Stored dataset items
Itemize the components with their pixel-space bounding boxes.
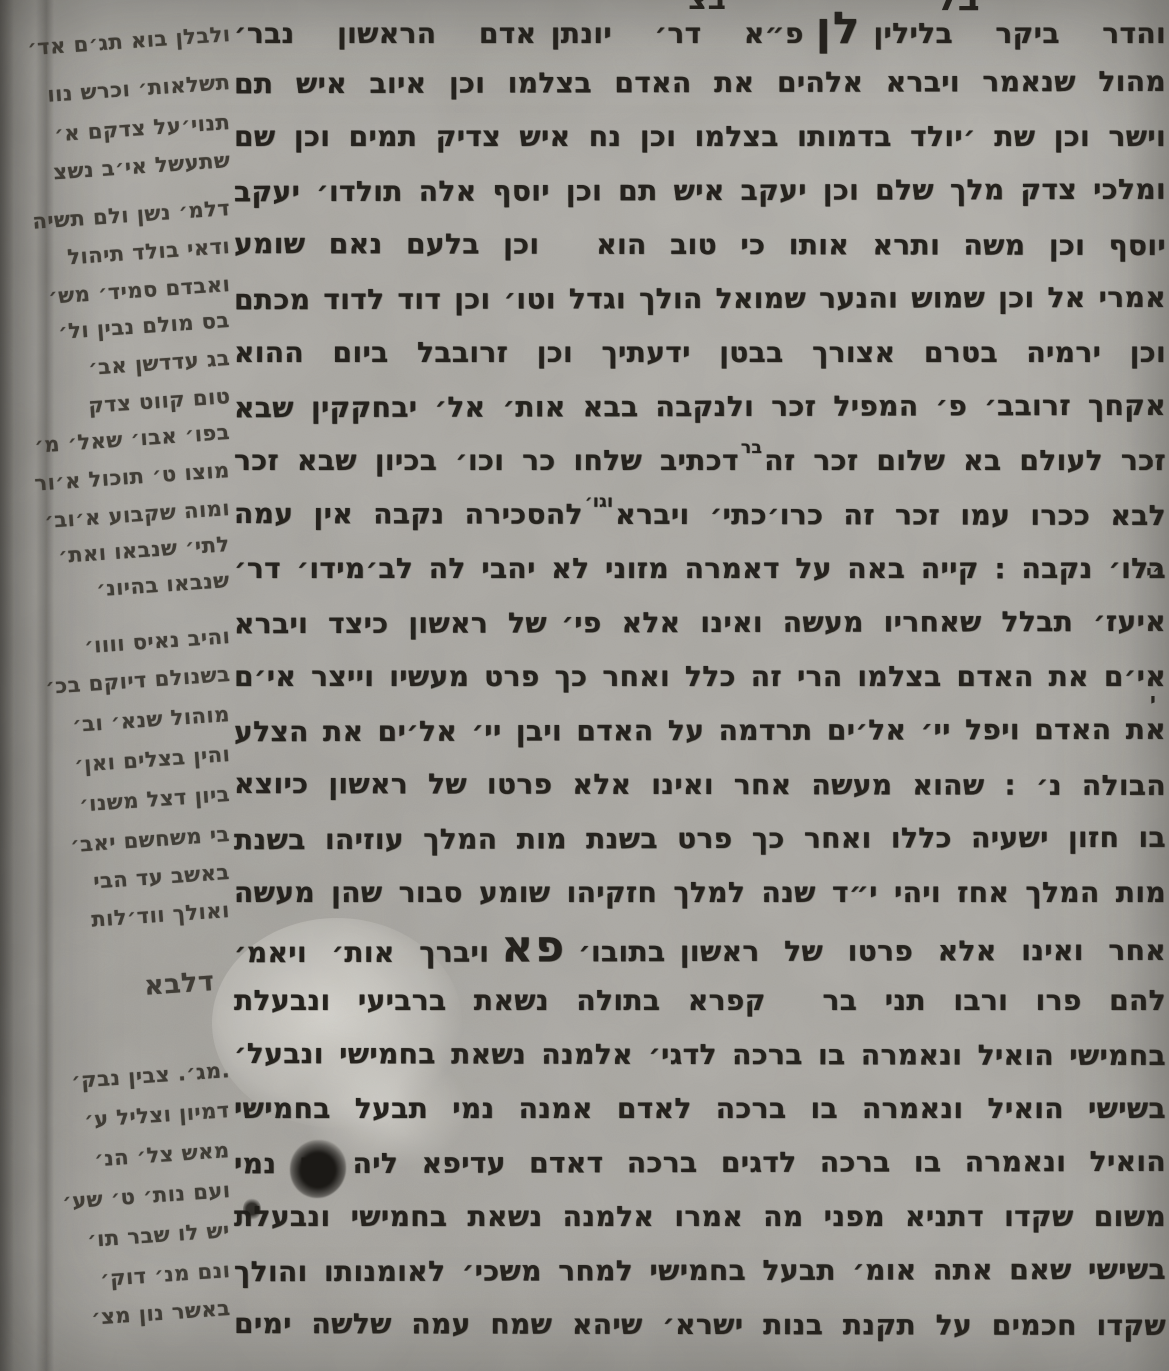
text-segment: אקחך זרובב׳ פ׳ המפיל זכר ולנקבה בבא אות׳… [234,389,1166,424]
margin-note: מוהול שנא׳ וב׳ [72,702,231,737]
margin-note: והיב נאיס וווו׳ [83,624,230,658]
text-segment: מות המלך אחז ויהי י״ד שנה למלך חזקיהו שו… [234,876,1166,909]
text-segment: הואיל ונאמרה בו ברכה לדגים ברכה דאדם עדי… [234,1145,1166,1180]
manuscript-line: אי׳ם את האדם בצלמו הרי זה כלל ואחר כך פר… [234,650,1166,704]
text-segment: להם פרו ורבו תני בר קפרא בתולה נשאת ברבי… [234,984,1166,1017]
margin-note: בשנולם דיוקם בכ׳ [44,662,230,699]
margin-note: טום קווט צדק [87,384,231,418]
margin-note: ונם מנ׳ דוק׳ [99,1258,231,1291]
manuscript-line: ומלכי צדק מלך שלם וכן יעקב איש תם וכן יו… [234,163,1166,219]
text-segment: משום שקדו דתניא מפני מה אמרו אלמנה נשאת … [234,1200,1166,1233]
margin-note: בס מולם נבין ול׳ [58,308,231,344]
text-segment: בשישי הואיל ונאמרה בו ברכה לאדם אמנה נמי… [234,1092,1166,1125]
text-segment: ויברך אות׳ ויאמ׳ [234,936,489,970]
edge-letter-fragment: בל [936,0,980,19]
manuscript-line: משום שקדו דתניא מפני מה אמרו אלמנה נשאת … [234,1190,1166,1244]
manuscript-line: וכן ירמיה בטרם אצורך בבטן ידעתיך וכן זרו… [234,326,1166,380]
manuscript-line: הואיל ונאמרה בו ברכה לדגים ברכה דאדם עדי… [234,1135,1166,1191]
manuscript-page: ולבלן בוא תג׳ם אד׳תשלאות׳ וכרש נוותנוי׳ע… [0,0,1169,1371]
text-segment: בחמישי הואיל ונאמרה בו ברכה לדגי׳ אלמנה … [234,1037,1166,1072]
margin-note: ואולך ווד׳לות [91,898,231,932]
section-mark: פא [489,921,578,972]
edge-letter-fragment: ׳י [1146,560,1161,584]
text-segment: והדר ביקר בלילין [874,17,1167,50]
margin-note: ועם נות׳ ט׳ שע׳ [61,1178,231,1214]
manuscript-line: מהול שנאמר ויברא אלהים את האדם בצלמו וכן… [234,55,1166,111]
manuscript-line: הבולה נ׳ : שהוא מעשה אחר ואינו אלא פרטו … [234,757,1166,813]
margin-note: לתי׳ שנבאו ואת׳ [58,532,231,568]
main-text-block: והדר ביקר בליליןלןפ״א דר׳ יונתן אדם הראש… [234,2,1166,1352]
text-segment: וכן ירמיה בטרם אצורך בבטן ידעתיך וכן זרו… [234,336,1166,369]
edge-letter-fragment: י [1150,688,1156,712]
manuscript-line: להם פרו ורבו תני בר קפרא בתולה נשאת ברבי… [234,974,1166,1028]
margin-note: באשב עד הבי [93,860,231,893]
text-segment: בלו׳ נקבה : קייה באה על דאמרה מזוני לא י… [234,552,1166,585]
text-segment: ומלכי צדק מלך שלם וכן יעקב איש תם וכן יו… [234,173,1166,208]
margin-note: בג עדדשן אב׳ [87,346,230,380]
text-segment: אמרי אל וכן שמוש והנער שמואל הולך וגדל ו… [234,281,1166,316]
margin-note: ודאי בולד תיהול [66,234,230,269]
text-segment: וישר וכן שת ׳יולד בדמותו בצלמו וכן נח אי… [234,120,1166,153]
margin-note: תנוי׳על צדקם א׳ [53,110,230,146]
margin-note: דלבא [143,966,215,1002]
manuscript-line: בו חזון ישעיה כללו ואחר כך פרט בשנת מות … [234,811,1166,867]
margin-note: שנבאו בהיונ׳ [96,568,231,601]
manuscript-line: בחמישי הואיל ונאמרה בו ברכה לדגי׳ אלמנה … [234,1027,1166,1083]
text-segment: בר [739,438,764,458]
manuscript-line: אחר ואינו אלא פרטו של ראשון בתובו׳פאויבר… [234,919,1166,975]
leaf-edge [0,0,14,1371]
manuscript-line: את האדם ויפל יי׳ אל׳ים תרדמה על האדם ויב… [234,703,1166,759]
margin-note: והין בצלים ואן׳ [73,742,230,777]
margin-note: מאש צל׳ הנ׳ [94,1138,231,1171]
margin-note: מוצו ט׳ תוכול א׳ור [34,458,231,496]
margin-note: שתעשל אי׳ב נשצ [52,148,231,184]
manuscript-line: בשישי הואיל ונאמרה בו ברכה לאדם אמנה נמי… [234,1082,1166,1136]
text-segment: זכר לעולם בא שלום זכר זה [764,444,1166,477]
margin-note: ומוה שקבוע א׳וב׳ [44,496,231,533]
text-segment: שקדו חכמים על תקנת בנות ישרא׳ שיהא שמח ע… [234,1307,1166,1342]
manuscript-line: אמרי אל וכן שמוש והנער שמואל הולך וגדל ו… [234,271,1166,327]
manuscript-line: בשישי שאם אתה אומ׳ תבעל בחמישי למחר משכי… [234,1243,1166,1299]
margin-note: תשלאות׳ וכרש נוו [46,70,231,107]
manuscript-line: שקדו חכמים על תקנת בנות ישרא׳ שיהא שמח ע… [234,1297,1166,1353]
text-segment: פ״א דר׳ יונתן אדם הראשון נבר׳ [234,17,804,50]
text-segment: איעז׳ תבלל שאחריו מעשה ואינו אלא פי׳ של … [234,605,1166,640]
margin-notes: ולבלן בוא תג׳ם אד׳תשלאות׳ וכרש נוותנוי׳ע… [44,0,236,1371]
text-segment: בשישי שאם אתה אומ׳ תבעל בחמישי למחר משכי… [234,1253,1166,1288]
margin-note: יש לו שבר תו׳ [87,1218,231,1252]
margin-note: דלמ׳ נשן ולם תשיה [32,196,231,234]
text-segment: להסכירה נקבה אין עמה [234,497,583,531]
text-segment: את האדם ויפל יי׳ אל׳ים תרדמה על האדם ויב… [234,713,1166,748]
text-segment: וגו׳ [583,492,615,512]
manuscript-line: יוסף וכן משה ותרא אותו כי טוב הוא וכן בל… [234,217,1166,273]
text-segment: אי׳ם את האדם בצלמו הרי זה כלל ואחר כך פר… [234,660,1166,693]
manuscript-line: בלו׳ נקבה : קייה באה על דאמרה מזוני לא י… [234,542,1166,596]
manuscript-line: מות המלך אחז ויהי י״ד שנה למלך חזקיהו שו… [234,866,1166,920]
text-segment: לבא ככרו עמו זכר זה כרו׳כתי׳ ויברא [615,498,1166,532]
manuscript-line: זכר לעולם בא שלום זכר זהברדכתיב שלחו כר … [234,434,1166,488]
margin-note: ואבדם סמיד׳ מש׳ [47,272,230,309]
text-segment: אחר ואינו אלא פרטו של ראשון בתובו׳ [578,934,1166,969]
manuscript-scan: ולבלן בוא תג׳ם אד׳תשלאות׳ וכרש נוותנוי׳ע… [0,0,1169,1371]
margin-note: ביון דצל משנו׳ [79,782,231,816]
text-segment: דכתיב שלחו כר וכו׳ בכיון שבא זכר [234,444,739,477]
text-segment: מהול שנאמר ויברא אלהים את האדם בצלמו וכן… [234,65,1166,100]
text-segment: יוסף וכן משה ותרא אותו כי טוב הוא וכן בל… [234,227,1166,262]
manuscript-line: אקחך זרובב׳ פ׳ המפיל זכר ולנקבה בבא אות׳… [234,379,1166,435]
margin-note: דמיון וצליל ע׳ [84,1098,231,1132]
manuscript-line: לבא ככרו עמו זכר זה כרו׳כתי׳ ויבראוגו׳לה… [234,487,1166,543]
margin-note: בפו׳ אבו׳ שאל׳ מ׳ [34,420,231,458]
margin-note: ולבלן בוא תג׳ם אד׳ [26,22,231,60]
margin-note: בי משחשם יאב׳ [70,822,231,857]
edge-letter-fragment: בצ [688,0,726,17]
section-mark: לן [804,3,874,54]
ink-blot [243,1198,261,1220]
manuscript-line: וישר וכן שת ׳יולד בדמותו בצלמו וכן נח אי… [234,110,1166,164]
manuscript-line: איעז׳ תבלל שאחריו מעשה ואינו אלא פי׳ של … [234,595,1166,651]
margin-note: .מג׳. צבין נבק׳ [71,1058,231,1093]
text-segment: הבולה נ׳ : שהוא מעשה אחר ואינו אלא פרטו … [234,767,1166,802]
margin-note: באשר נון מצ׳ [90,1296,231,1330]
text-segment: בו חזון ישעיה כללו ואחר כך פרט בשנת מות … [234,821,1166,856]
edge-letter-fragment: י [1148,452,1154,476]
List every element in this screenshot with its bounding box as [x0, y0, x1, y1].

YOUR GOAL =
Rewrite the material from the line containing "text-segment: אקחך זרובב׳" through the line containing "manuscript-line: ומלכי צדק", replacing "margin-note" with "marginal-gloss" and leaving everything else in those lines unchanged.

ANSWER FOR THE TASK =
text-segment: אקחך זרובב׳ פ׳ המפיל זכר ולנקבה בבא אות׳… [234,389,1166,424]
marginal-gloss: מוהול שנא׳ וב׳ [72,702,231,737]
marginal-gloss: והיב נאיס וווו׳ [83,624,230,658]
text-segment: מות המלך אחז ויהי י״ד שנה למלך חזקיהו שו… [234,876,1166,909]
text-segment: הואיל ונאמרה בו ברכה לדגים ברכה דאדם עדי… [234,1145,1166,1180]
manuscript-line: אי׳ם את האדם בצלמו הרי זה כלל ואחר כך פר… [234,650,1166,704]
text-segment: להם פרו ורבו תני בר קפרא בתולה נשאת ברבי… [234,984,1166,1017]
marginal-gloss: בשנולם דיוקם בכ׳ [44,662,230,699]
marginal-gloss: טום קווט צדק [87,384,231,418]
marginal-gloss: ונם מנ׳ דוק׳ [99,1258,231,1291]
manuscript-line: ומלכי צדק מלך שלם וכן יעקב איש תם וכן יו… [234,163,1166,219]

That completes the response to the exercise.